Task directions »
Output solely the number of lines containing the string "FIFA".

Extracted records

** Start **

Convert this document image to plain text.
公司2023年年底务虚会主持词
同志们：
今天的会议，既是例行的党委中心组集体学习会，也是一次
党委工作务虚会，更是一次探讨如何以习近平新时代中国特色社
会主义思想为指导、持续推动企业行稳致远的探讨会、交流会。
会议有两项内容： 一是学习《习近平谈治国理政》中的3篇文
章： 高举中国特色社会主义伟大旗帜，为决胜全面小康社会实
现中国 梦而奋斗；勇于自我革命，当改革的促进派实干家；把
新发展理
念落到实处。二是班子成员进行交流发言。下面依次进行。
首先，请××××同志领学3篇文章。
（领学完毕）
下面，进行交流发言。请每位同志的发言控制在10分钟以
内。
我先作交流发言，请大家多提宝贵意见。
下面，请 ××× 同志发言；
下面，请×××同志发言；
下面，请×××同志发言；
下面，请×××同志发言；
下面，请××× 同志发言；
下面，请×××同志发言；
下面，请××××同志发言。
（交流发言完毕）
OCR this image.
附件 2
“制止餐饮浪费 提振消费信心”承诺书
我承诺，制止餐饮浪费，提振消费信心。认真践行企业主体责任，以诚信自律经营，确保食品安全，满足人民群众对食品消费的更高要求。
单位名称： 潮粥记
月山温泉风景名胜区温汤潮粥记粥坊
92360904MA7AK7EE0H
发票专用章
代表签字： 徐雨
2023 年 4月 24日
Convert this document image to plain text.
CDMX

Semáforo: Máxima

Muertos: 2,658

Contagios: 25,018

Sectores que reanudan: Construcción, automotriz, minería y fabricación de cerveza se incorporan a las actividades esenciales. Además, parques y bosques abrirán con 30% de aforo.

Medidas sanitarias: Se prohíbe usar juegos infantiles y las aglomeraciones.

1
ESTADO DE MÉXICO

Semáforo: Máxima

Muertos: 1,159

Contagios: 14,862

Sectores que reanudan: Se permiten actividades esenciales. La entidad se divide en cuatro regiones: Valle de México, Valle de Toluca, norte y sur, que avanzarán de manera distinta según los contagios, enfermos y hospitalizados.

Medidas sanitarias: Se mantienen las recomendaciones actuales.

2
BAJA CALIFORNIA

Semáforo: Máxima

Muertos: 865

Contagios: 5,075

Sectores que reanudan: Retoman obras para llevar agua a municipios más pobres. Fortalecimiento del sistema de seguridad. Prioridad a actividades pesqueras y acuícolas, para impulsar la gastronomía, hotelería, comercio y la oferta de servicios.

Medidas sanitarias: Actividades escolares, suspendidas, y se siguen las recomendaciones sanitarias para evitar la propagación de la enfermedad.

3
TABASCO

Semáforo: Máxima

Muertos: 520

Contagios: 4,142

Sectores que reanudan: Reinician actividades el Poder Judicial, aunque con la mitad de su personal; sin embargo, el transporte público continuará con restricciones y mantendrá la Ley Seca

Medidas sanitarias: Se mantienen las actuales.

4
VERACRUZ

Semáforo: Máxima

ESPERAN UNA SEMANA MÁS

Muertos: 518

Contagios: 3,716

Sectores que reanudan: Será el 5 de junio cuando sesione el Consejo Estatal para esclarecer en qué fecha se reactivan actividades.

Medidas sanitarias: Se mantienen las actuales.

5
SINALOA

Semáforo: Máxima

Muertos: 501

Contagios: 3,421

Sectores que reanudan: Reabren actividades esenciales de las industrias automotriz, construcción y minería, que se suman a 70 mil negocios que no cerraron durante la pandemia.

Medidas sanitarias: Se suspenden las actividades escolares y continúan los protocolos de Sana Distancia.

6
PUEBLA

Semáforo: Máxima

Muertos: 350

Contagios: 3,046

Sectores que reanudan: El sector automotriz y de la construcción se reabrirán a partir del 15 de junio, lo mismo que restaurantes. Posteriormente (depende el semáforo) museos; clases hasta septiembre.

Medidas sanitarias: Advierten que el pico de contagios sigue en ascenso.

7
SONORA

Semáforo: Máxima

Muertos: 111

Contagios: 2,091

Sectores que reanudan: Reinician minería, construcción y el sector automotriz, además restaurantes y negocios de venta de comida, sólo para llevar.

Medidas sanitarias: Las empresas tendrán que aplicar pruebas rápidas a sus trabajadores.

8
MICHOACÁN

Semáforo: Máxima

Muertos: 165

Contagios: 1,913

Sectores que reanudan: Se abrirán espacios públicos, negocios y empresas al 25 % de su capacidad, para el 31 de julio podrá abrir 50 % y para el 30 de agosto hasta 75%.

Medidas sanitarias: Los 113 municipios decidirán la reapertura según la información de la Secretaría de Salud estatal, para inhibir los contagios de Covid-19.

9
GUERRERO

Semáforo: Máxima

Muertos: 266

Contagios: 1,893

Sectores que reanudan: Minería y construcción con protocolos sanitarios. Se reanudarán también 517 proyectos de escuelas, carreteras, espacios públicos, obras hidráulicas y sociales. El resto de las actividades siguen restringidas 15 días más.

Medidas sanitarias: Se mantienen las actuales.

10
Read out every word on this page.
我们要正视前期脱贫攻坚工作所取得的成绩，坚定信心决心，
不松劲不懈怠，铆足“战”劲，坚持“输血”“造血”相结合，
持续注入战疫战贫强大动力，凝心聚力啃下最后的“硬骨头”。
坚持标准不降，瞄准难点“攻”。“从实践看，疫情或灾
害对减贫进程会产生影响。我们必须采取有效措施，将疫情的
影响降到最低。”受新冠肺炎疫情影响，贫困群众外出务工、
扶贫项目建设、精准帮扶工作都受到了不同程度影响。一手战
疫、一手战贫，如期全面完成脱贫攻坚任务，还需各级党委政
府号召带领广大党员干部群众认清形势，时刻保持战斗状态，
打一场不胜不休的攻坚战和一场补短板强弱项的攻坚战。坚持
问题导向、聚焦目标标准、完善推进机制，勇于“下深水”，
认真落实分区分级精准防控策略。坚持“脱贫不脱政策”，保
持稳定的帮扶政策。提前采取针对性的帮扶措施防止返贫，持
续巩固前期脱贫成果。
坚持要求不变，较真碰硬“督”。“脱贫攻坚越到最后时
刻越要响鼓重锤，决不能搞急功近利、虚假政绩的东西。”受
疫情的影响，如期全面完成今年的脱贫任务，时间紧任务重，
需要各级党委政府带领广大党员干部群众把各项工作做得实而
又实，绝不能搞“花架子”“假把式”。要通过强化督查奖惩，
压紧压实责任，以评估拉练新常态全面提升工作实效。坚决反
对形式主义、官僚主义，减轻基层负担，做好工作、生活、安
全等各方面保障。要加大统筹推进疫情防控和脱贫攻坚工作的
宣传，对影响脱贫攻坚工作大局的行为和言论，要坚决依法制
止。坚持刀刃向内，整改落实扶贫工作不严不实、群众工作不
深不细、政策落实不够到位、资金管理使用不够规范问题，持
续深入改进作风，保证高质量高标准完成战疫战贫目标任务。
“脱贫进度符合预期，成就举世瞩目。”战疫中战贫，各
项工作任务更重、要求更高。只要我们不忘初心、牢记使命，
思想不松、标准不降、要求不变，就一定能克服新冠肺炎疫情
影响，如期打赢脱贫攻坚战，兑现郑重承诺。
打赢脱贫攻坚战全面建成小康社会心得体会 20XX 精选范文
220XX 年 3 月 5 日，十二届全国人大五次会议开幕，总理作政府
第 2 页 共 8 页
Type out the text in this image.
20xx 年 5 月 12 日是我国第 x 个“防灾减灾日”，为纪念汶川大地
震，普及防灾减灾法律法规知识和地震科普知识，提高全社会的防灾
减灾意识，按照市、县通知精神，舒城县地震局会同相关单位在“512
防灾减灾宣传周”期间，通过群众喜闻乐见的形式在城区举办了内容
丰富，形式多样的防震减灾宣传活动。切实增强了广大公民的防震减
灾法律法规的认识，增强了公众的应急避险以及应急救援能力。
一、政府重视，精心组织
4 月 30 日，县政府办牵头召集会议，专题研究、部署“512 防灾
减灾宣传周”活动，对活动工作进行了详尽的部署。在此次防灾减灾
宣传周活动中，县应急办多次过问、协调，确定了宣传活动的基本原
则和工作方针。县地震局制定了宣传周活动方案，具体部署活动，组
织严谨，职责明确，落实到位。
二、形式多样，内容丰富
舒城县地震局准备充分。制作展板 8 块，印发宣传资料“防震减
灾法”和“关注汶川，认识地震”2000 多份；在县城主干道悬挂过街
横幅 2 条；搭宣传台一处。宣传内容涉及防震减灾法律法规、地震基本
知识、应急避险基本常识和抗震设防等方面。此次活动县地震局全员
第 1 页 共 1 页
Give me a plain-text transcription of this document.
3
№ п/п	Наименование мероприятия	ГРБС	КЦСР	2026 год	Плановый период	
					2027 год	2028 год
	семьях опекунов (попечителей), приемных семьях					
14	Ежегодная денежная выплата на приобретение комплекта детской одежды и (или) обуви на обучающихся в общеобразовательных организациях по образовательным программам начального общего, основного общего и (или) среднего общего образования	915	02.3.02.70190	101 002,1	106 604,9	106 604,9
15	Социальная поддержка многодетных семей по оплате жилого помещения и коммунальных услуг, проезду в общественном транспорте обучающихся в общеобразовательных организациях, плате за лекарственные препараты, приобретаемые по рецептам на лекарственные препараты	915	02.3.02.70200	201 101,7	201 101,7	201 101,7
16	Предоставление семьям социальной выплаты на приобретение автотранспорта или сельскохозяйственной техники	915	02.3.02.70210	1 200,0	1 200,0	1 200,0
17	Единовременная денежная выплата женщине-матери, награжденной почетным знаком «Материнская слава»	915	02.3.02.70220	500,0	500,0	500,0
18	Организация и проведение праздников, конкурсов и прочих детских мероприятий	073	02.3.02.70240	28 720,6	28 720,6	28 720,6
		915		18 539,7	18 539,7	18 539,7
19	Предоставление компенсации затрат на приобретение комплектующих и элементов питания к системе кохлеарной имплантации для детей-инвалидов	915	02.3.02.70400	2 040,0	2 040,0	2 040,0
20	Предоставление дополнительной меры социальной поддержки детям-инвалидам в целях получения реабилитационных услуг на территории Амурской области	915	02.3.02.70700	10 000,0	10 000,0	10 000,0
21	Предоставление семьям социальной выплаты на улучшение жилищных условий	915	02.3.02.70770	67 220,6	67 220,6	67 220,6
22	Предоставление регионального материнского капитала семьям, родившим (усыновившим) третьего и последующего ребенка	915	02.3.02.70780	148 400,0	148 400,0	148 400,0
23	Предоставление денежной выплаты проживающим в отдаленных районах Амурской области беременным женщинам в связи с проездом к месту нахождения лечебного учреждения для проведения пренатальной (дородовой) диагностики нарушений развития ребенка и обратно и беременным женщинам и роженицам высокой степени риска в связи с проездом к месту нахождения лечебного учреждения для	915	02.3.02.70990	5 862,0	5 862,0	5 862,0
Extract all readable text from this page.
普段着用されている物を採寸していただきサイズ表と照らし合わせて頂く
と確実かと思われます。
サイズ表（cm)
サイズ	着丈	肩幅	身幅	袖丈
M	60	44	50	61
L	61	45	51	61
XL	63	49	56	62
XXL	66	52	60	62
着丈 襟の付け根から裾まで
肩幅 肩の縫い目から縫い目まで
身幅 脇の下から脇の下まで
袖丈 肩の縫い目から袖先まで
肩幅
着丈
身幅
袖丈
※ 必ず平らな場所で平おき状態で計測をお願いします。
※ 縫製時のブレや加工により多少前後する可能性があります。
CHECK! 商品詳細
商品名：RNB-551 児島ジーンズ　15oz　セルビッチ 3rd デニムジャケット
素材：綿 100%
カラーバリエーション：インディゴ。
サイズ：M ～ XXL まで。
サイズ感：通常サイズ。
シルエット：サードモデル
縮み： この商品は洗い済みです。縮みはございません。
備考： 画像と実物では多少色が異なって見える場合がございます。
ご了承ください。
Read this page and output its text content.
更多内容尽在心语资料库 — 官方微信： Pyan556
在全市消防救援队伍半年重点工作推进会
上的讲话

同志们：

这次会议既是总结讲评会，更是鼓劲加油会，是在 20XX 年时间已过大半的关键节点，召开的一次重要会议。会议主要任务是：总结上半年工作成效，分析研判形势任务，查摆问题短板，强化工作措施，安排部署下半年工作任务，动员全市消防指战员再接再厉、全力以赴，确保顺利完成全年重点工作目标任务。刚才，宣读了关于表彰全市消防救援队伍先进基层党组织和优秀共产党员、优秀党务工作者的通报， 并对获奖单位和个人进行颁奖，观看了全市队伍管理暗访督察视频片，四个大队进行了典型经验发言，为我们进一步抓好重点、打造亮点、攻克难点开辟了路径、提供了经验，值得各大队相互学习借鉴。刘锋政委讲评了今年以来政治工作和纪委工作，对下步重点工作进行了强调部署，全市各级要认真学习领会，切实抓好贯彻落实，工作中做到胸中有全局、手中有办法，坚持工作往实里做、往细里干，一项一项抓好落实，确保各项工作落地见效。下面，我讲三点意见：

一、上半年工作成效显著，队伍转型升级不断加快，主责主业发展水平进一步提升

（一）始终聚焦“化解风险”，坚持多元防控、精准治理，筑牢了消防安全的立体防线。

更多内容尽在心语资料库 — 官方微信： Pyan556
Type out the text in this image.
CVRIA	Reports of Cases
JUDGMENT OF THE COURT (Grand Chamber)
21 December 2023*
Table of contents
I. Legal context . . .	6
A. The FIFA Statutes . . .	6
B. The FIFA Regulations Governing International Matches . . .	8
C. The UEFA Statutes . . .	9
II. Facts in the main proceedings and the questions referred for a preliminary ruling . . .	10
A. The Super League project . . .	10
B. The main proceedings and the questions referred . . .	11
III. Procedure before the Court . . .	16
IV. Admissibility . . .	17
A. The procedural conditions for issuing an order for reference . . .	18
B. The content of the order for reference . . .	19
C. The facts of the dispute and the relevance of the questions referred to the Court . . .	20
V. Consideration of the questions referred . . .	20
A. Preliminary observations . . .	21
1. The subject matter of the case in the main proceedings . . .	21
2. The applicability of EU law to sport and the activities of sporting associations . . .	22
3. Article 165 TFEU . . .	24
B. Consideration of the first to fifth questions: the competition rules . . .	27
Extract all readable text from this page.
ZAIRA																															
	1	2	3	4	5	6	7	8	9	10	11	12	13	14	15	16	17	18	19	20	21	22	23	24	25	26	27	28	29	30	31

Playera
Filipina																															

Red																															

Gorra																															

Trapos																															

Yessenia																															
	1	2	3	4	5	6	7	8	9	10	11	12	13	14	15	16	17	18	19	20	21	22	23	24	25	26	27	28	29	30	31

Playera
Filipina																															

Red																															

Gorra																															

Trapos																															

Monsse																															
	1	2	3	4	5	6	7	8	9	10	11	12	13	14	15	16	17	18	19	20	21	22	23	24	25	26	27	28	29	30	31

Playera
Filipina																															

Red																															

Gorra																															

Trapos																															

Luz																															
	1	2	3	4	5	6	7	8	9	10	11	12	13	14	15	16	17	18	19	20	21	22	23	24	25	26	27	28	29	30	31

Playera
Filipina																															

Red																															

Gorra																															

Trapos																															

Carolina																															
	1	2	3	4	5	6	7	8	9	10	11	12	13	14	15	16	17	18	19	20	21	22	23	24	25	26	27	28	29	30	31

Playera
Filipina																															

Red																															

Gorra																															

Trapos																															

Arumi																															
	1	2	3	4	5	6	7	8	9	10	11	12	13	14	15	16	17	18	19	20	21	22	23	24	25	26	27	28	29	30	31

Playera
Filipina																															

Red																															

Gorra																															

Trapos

** End **

Task answer »
2